# Start of PROVIDED RECORDS

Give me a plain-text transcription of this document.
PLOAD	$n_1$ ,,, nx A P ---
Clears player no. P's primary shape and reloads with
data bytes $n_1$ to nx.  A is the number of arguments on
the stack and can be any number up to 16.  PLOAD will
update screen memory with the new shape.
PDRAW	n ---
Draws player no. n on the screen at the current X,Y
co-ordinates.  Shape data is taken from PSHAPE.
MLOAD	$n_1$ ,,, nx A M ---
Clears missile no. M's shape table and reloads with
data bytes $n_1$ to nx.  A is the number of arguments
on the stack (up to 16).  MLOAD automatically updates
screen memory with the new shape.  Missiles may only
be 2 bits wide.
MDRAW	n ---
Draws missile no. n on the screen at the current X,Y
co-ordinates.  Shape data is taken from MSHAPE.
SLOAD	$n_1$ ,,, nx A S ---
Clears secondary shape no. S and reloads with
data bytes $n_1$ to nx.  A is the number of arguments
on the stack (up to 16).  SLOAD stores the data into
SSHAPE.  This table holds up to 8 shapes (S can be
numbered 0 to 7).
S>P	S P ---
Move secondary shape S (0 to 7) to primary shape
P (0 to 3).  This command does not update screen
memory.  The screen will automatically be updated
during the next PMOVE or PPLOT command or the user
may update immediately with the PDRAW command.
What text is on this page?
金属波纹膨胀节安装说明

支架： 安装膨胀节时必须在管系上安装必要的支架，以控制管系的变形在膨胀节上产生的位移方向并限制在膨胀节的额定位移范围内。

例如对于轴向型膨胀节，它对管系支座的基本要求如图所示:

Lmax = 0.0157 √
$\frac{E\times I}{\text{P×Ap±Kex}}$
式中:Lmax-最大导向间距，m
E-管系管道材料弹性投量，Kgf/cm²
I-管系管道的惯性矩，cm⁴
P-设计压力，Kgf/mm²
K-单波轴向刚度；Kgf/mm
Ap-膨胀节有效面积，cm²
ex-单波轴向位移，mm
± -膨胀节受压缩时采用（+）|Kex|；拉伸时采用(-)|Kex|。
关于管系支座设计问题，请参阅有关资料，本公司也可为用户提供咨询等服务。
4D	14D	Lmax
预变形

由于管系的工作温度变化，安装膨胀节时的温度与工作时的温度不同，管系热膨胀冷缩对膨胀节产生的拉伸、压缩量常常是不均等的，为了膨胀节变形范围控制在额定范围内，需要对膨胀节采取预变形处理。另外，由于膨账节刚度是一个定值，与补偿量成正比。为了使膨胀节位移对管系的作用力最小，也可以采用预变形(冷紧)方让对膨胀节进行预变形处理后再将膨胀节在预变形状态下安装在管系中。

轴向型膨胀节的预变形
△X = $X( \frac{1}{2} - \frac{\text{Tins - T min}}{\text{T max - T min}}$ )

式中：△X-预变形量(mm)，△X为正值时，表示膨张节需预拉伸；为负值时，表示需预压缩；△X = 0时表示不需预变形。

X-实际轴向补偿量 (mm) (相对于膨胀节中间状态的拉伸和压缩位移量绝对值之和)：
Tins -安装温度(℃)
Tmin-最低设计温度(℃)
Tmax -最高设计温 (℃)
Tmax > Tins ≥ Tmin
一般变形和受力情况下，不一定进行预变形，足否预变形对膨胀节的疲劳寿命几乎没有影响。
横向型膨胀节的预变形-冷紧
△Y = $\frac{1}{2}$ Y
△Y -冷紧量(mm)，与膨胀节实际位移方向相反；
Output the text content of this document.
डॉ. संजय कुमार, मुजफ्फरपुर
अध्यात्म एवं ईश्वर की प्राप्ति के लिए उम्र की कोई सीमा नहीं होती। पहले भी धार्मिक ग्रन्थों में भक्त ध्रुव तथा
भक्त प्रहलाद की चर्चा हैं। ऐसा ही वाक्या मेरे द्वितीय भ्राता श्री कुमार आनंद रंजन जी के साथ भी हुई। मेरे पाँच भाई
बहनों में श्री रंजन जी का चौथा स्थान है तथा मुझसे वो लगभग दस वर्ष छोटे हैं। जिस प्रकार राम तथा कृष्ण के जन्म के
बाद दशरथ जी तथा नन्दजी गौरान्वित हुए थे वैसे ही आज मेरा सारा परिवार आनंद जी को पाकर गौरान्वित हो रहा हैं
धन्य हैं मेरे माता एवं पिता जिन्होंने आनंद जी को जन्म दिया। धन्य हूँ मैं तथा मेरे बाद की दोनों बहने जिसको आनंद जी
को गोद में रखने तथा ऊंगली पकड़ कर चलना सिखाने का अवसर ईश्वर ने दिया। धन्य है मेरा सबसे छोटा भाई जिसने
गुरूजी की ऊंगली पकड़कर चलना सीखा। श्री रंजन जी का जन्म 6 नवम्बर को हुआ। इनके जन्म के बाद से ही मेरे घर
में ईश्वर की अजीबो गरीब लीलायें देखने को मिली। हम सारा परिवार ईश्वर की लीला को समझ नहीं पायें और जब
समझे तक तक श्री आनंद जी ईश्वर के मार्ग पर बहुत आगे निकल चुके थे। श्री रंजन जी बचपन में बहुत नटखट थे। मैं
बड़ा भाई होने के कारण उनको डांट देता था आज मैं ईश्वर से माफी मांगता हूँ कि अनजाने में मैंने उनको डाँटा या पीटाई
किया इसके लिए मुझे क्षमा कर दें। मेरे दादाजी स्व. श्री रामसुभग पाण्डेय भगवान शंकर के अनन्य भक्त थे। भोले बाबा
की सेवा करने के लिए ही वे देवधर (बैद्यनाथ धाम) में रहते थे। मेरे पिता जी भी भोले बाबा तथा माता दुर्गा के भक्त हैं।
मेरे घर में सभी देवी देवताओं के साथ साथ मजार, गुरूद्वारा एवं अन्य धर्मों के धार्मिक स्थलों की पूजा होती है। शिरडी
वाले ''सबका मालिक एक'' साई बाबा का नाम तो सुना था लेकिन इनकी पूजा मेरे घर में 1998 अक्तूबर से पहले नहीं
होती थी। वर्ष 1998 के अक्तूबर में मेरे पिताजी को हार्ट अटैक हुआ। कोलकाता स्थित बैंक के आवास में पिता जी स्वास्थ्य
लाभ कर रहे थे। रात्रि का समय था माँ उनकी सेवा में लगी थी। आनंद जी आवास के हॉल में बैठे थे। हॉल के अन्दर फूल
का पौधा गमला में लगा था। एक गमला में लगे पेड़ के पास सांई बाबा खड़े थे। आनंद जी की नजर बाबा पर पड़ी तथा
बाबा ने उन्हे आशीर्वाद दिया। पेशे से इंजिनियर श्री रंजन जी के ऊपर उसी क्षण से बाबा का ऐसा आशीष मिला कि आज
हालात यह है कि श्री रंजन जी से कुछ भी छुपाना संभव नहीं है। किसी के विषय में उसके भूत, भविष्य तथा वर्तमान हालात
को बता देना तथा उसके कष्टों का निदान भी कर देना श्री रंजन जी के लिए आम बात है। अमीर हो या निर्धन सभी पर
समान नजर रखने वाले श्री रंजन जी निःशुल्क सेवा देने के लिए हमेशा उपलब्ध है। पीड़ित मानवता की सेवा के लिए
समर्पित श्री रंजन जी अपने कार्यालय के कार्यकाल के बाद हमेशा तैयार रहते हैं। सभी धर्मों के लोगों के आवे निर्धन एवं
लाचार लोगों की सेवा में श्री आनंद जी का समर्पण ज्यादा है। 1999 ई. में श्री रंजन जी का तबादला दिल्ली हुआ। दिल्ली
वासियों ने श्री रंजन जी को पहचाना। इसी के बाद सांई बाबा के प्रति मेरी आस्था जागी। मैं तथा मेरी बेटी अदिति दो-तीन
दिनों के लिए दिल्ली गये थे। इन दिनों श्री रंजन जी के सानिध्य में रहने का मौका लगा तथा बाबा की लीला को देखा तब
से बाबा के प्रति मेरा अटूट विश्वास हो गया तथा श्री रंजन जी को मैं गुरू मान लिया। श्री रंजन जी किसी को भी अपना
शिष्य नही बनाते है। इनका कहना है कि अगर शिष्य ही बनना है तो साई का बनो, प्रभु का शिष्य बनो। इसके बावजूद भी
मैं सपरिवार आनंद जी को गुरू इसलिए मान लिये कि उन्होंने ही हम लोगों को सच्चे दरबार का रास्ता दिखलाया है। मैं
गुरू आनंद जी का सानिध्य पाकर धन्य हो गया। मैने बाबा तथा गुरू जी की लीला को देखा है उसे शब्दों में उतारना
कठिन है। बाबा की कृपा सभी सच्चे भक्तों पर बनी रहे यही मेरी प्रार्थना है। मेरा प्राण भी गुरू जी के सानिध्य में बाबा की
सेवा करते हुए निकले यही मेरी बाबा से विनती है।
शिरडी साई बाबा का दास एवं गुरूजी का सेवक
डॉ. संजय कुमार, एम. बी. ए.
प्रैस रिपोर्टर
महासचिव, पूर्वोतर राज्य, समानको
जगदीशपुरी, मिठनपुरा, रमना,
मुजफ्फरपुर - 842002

# End of PROVIDED RECORDS

WORK INSTRUCTIONS:
Extract lines where the string "from" occurs.

RESULT:
co-ordinates.  Shape data is taken from PSHAPE.
co-ordinates.  Shape data is taken from MSHAPE.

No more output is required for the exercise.